▶ [Records from a collection of figures]
=====

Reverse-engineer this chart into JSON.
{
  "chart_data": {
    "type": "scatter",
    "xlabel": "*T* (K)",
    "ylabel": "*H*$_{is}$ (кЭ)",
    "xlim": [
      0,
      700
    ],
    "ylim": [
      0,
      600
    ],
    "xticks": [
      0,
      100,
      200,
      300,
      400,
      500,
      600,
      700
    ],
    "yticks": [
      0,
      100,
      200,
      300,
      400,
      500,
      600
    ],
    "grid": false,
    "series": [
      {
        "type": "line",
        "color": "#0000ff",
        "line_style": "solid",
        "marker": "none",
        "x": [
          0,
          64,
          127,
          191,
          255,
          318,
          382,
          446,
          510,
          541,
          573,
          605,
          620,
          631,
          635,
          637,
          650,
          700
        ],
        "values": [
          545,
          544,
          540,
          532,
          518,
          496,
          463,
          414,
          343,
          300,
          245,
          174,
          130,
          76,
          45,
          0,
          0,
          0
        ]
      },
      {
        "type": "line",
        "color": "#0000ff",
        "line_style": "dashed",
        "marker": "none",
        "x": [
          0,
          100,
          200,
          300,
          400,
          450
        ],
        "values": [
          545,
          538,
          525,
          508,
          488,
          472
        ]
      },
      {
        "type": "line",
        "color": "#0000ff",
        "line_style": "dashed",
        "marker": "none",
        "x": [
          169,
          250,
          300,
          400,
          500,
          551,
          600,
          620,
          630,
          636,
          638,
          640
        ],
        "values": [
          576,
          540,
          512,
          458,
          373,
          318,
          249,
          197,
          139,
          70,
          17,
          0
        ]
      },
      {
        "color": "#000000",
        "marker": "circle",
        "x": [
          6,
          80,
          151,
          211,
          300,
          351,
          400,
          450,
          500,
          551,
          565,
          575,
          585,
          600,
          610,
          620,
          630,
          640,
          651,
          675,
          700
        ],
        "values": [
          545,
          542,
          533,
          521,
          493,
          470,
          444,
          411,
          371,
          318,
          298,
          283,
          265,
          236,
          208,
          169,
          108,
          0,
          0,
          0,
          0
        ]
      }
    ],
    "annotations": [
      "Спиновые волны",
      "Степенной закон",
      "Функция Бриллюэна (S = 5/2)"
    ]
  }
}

=====

▶ [What is being asked] Every entry must be output again, exactly as written above.

▶ [Task solution]
Reverse-engineer this chart into JSON.
{
  "chart_data": {
    "type": "scatter",
    "xlabel": "*T* (K)",
    "ylabel": "*H*$_{is}$ (кЭ)",
    "xlim": [
      0,
      700
    ],
    "ylim": [
      0,
      600
    ],
    "xticks": [
      0,
      100,
      200,
      300,
      400,
      500,
      600,
      700
    ],
    "yticks": [
      0,
      100,
      200,
      300,
      400,
      500,
      600
    ],
    "grid": false,
    "series": [
      {
        "type": "line",
        "color": "#0000ff",
        "line_style": "solid",
        "marker": "none",
        "x": [
          0,
          64,
          127,
          191,
          255,
          318,
          382,
          446,
          510,
          541,
          573,
          605,
          620,
          631,
          635,
          637,
          650,
          700
        ],
        "values": [
          545,
          544,
          540,
          532,
          518,
          496,
          463,
          414,
          343,
          300,
          245,
          174,
          130,
          76,
          45,
          0,
          0,
          0
        ]
      },
      {
        "type": "line",
        "color": "#0000ff",
        "line_style": "dashed",
        "marker": "none",
        "x": [
          0,
          100,
          200,
          300,
          400,
          450
        ],
        "values": [
          545,
          538,
          525,
          508,
          488,
          472
        ]
      },
      {
        "type": "line",
        "color": "#0000ff",
        "line_style": "dashed",
        "marker": "none",
        "x": [
          169,
          250,
          300,
          400,
          500,
          551,
          600,
          620,
          630,
          636,
          638,
          640
        ],
        "values": [
          576,
          540,
          512,
          458,
          373,
          318,
          249,
          197,
          139,
          70,
          17,
          0
        ]
      },
      {
        "color": "#000000",
        "marker": "circle",
        "x": [
          6,
          80,
          151,
          211,
          300,
          351,
          400,
          450,
          500,
          551,
          565,
          575,
          585,
          600,
          610,
          620,
          630,
          640,
          651,
          675,
          700
        ],
        "values": [
          545,
          542,
          533,
          521,
          493,
          470,
          444,
          411,
          371,
          318,
          298,
          283,
          265,
          236,
          208,
          169,
          108,
          0,
          0,
          0,
          0
        ]
      }
    ],
    "annotations": [
      "Спиновые волны",
      "Степенной закон",
      "Функция Бриллюэна (S = 5/2)"
    ]
  }
}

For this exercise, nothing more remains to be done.